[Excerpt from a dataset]
□ □ □ □ □
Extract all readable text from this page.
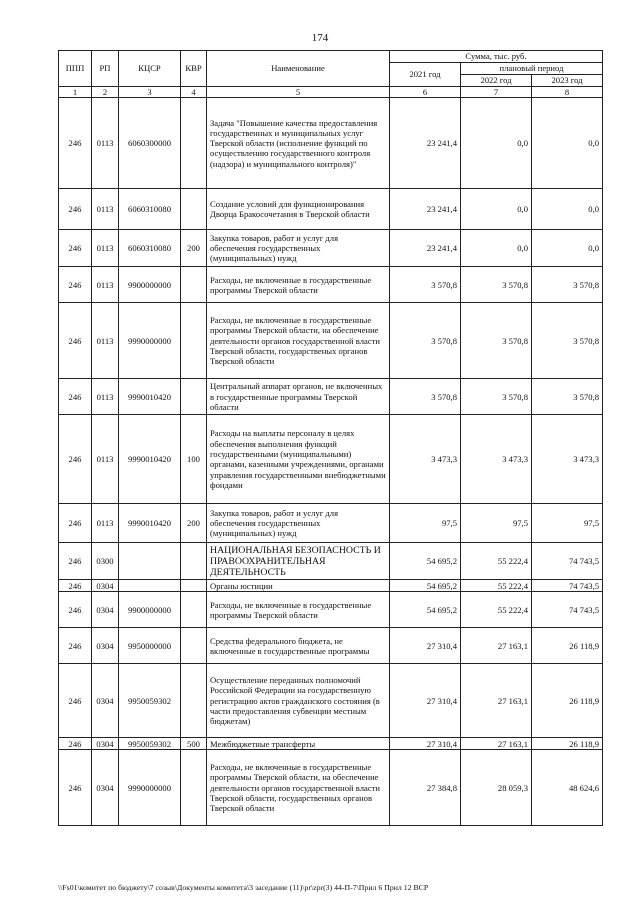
174
ППП	РП	КЦСР	КВР	Наименование	Сумма, тыс. руб.		
					2021 год	плановый период	
						2022 год	2023 год
1	2	3	4	5	6	7	8
246	0113	6060300000		Задача "Повышение качества предоставления государственных и муниципальных услуг Тверской области (исполнение функций по осуществлению государственного контроля (надзора) и муниципального контроля)"	23 241,4	0,0	0,0
246	0113	6060310080		Создание условий для функционирования Дворца Бракосочетания в Тверской области	23 241,4	0,0	0,0
246	0113	6060310080	200	Закупка товаров, работ и услуг для обеспечения государственных (муниципальных) нужд	23 241,4	0,0	0,0
246	0113	9900000000		Расходы, не включенные в государственные программы Тверской области	3 570,8	3 570,8	3 570,8
246	0113	9990000000		Расходы, не включенные в государственные программы Тверской области, на обеспечение деятельности органов государственной власти Тверской области, государственых органов Тверской области	3 570,8	3 570,8	3 570,8
246	0113	9990010420		Центральный аппарат органов, не включенных в государственные программы Тверской области	3 570,8	3 570,8	3 570,8
246	0113	9990010420	100	Расходы на выплаты персоналу в целях обеспечения выполнения функций государственными (муниципальными) органами, казенными учреждениями, органами управления государственными внебюджетными фондами	3 473,3	3 473,3	3 473,3
246	0113	9990010420	200	Закупка товаров, работ и услуг для обеспечения государственных (муниципальных) нужд	97,5	97,5	97,5
246	0300			НАЦИОНАЛЬНАЯ БЕЗОПАСНОСТЬ И ПРАВООХРАНИТЕЛЬНАЯ ДЕЯТЕЛЬНОСТЬ	54 695,2	55 222,4	74 743,5
246	0304			Органы юстиции	54 695,2	55 222,4	74 743,5
246	0304	9900000000		Расходы, не включенные в государственные программы Тверской области	54 695,2	55 222,4	74 743,5
246	0304	9950000000		Средства федерального бюджета, не включенные в государственные программы	27 310,4	27 163,1	26 118,9
246	0304	9950059302		Осуществление переданных полномочий Российской Федерации на государственную регистрацию актов гражданского состояния (в части предоставления субвенции местным бюджетам)	27 310,4	27 163,1	26 118,9
246	0304	9950059302	500	Межбюджетные трансферты	27 310,4	27 163,1	26 118,9
246	0304	9990000000		Расходы, не включенные в государственные программы Тверской области, на обеспечение деятельности органов государственной власти Тверской области, государственных органов Тверской области	27 384,8	28 059,3	48 624,6
\\Fs01\комитет по бюджету\7 созыв\Документы комитета\3 заседание (11)\pr\zpr(3) 44-П-7\Прил 6 Прил 12 ВСР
□ □ □ □ □
= DIRECTION =
Check every line for "деятельности" and show the ones that have it.

= ANSWER BELOW =
246	0113	9990000000		Расходы, не включенные в государственные программы Тверской области, на обеспечение деятельности органов государственной власти Тверской области, государственых органов Тверской области	3 570,8	3 570,8	3 570,8
246	0304	9990000000		Расходы, не включенные в государственные программы Тверской области, на обеспечение деятельности органов государственной власти Тверской области, государственных органов Тверской области	27 384,8	28 059,3	48 624,6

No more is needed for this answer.